Stated goal
Pick every line with "dmin" from the material below.

Material for the task
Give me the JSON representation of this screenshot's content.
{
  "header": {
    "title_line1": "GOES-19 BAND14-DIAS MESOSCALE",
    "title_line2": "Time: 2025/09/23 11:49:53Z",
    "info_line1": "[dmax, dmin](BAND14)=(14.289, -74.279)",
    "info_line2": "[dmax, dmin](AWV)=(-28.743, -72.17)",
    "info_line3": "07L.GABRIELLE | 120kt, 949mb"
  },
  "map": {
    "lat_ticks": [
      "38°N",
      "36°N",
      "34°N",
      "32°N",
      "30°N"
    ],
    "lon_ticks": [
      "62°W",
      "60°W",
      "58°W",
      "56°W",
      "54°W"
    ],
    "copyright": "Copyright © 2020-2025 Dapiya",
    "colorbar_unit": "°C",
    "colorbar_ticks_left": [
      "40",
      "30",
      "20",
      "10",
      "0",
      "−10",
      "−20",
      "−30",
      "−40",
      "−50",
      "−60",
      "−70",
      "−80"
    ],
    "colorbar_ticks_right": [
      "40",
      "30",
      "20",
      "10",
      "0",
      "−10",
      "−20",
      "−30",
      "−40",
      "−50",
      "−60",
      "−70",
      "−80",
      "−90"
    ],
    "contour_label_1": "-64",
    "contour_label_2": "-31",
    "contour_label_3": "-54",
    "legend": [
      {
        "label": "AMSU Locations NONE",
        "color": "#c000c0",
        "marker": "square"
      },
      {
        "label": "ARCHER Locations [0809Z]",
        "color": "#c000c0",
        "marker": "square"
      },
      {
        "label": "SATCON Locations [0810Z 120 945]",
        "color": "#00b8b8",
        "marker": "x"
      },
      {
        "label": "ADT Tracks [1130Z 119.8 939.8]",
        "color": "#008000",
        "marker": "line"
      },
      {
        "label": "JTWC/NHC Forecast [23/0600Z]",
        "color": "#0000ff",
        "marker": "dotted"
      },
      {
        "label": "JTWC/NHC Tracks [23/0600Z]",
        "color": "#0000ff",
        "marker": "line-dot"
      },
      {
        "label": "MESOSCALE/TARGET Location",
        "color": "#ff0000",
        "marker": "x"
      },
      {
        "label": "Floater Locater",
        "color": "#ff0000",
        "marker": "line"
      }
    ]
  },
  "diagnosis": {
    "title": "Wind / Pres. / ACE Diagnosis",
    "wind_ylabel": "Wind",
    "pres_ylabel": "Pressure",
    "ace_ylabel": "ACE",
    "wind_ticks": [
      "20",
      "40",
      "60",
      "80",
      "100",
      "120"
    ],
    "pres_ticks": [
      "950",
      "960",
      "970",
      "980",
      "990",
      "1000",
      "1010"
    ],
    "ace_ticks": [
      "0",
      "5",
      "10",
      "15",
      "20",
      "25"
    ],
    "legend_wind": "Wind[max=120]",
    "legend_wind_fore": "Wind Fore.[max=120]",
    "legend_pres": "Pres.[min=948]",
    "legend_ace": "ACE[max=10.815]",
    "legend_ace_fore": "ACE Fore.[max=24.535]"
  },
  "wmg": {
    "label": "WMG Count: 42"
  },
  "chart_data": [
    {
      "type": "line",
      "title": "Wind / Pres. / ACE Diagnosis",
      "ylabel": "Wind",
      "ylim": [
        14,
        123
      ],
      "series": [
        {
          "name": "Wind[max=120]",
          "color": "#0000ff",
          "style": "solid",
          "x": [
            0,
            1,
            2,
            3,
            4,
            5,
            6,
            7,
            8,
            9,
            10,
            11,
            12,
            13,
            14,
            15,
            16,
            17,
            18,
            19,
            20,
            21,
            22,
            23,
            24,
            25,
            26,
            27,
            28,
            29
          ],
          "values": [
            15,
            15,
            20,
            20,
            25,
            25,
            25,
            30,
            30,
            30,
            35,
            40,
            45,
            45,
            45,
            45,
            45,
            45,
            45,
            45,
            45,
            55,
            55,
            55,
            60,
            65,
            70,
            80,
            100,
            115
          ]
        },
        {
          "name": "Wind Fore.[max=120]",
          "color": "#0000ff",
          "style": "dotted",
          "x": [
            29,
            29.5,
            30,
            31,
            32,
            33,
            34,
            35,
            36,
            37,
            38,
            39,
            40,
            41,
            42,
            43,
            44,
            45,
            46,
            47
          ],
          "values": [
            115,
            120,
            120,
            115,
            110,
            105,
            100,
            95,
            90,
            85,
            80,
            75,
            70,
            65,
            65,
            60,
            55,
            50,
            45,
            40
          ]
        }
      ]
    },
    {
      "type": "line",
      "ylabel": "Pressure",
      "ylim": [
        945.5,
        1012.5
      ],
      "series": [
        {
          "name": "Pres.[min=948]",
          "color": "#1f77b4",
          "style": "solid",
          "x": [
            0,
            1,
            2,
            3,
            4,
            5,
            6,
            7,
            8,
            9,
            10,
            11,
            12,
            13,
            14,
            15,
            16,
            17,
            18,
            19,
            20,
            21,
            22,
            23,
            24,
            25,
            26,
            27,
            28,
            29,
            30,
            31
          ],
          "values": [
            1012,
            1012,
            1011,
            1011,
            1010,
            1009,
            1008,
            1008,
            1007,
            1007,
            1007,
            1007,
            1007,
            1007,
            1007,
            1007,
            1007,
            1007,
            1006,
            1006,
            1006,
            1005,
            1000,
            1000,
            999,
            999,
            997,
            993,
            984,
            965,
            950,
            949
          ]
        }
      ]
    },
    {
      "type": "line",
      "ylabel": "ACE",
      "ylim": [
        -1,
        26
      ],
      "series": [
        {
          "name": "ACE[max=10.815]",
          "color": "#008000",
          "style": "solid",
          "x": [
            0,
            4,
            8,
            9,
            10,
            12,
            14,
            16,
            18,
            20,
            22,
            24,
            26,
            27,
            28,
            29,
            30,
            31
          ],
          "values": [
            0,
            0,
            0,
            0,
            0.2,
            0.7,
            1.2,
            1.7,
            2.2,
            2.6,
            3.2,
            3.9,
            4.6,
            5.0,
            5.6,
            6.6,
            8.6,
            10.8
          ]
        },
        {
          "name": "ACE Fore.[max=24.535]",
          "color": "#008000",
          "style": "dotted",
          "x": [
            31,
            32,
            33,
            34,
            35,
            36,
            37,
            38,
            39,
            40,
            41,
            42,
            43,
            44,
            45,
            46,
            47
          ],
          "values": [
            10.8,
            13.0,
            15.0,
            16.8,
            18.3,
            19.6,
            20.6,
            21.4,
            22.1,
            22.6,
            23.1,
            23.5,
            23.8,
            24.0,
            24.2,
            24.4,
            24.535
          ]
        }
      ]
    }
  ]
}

Task answer
    "info_line1": "[dmax, dmin](BAND14)=(14.289, -74.279)",
    "info_line2": "[dmax, dmin](AWV)=(-28.743, -72.17)",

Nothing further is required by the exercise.